■ Raw records ■
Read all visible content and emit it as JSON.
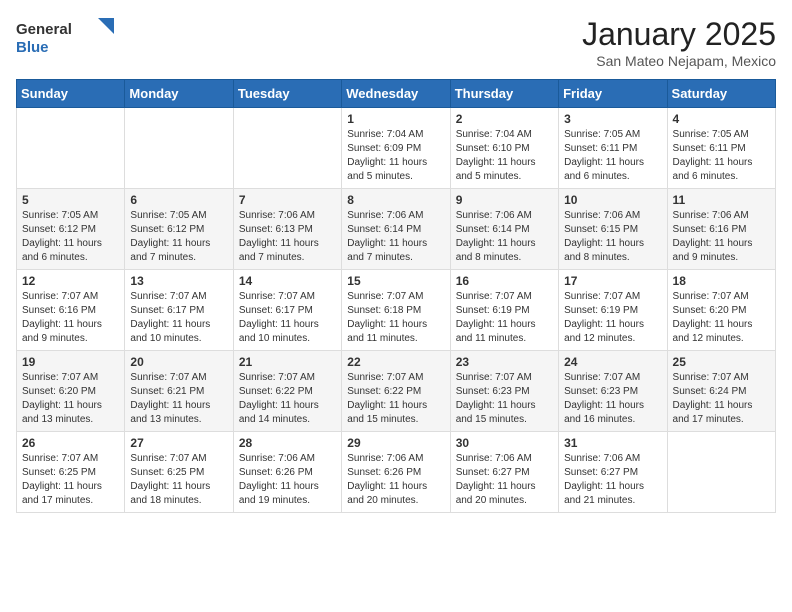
{
  "header": {
    "logo": {
      "general": "General",
      "blue": "Blue"
    },
    "title": "January 2025",
    "subtitle": "San Mateo Nejapam, Mexico"
  },
  "days_of_week": [
    "Sunday",
    "Monday",
    "Tuesday",
    "Wednesday",
    "Thursday",
    "Friday",
    "Saturday"
  ],
  "weeks": [
    [
      {
        "day": "",
        "info": ""
      },
      {
        "day": "",
        "info": ""
      },
      {
        "day": "",
        "info": ""
      },
      {
        "day": "1",
        "info": "Sunrise: 7:04 AM\nSunset: 6:09 PM\nDaylight: 11 hours and 5 minutes."
      },
      {
        "day": "2",
        "info": "Sunrise: 7:04 AM\nSunset: 6:10 PM\nDaylight: 11 hours and 5 minutes."
      },
      {
        "day": "3",
        "info": "Sunrise: 7:05 AM\nSunset: 6:11 PM\nDaylight: 11 hours and 6 minutes."
      },
      {
        "day": "4",
        "info": "Sunrise: 7:05 AM\nSunset: 6:11 PM\nDaylight: 11 hours and 6 minutes."
      }
    ],
    [
      {
        "day": "5",
        "info": "Sunrise: 7:05 AM\nSunset: 6:12 PM\nDaylight: 11 hours and 6 minutes."
      },
      {
        "day": "6",
        "info": "Sunrise: 7:05 AM\nSunset: 6:12 PM\nDaylight: 11 hours and 7 minutes."
      },
      {
        "day": "7",
        "info": "Sunrise: 7:06 AM\nSunset: 6:13 PM\nDaylight: 11 hours and 7 minutes."
      },
      {
        "day": "8",
        "info": "Sunrise: 7:06 AM\nSunset: 6:14 PM\nDaylight: 11 hours and 7 minutes."
      },
      {
        "day": "9",
        "info": "Sunrise: 7:06 AM\nSunset: 6:14 PM\nDaylight: 11 hours and 8 minutes."
      },
      {
        "day": "10",
        "info": "Sunrise: 7:06 AM\nSunset: 6:15 PM\nDaylight: 11 hours and 8 minutes."
      },
      {
        "day": "11",
        "info": "Sunrise: 7:06 AM\nSunset: 6:16 PM\nDaylight: 11 hours and 9 minutes."
      }
    ],
    [
      {
        "day": "12",
        "info": "Sunrise: 7:07 AM\nSunset: 6:16 PM\nDaylight: 11 hours and 9 minutes."
      },
      {
        "day": "13",
        "info": "Sunrise: 7:07 AM\nSunset: 6:17 PM\nDaylight: 11 hours and 10 minutes."
      },
      {
        "day": "14",
        "info": "Sunrise: 7:07 AM\nSunset: 6:17 PM\nDaylight: 11 hours and 10 minutes."
      },
      {
        "day": "15",
        "info": "Sunrise: 7:07 AM\nSunset: 6:18 PM\nDaylight: 11 hours and 11 minutes."
      },
      {
        "day": "16",
        "info": "Sunrise: 7:07 AM\nSunset: 6:19 PM\nDaylight: 11 hours and 11 minutes."
      },
      {
        "day": "17",
        "info": "Sunrise: 7:07 AM\nSunset: 6:19 PM\nDaylight: 11 hours and 12 minutes."
      },
      {
        "day": "18",
        "info": "Sunrise: 7:07 AM\nSunset: 6:20 PM\nDaylight: 11 hours and 12 minutes."
      }
    ],
    [
      {
        "day": "19",
        "info": "Sunrise: 7:07 AM\nSunset: 6:20 PM\nDaylight: 11 hours and 13 minutes."
      },
      {
        "day": "20",
        "info": "Sunrise: 7:07 AM\nSunset: 6:21 PM\nDaylight: 11 hours and 13 minutes."
      },
      {
        "day": "21",
        "info": "Sunrise: 7:07 AM\nSunset: 6:22 PM\nDaylight: 11 hours and 14 minutes."
      },
      {
        "day": "22",
        "info": "Sunrise: 7:07 AM\nSunset: 6:22 PM\nDaylight: 11 hours and 15 minutes."
      },
      {
        "day": "23",
        "info": "Sunrise: 7:07 AM\nSunset: 6:23 PM\nDaylight: 11 hours and 15 minutes."
      },
      {
        "day": "24",
        "info": "Sunrise: 7:07 AM\nSunset: 6:23 PM\nDaylight: 11 hours and 16 minutes."
      },
      {
        "day": "25",
        "info": "Sunrise: 7:07 AM\nSunset: 6:24 PM\nDaylight: 11 hours and 17 minutes."
      }
    ],
    [
      {
        "day": "26",
        "info": "Sunrise: 7:07 AM\nSunset: 6:25 PM\nDaylight: 11 hours and 17 minutes."
      },
      {
        "day": "27",
        "info": "Sunrise: 7:07 AM\nSunset: 6:25 PM\nDaylight: 11 hours and 18 minutes."
      },
      {
        "day": "28",
        "info": "Sunrise: 7:06 AM\nSunset: 6:26 PM\nDaylight: 11 hours and 19 minutes."
      },
      {
        "day": "29",
        "info": "Sunrise: 7:06 AM\nSunset: 6:26 PM\nDaylight: 11 hours and 20 minutes."
      },
      {
        "day": "30",
        "info": "Sunrise: 7:06 AM\nSunset: 6:27 PM\nDaylight: 11 hours and 20 minutes."
      },
      {
        "day": "31",
        "info": "Sunrise: 7:06 AM\nSunset: 6:27 PM\nDaylight: 11 hours and 21 minutes."
      },
      {
        "day": "",
        "info": ""
      }
    ]
  ]
}
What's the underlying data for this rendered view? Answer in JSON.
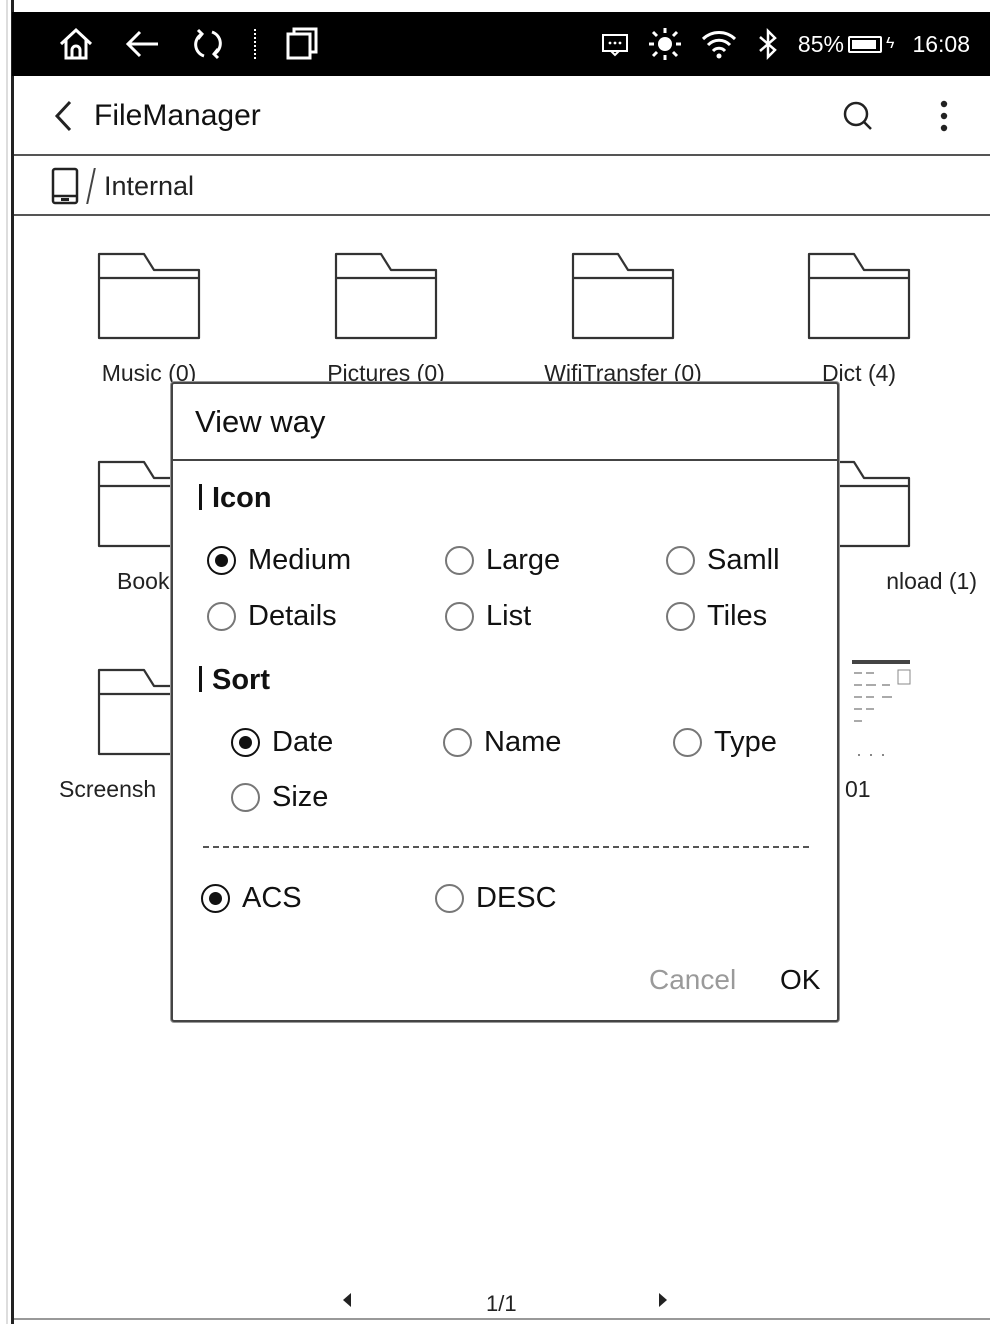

■ The task ■
Where a line above holds the string "JSON", show that line.

■ Result below ■
Read all visible content and emit it as JSON.
What's the underlying data for this rendered view? Answer in JSON.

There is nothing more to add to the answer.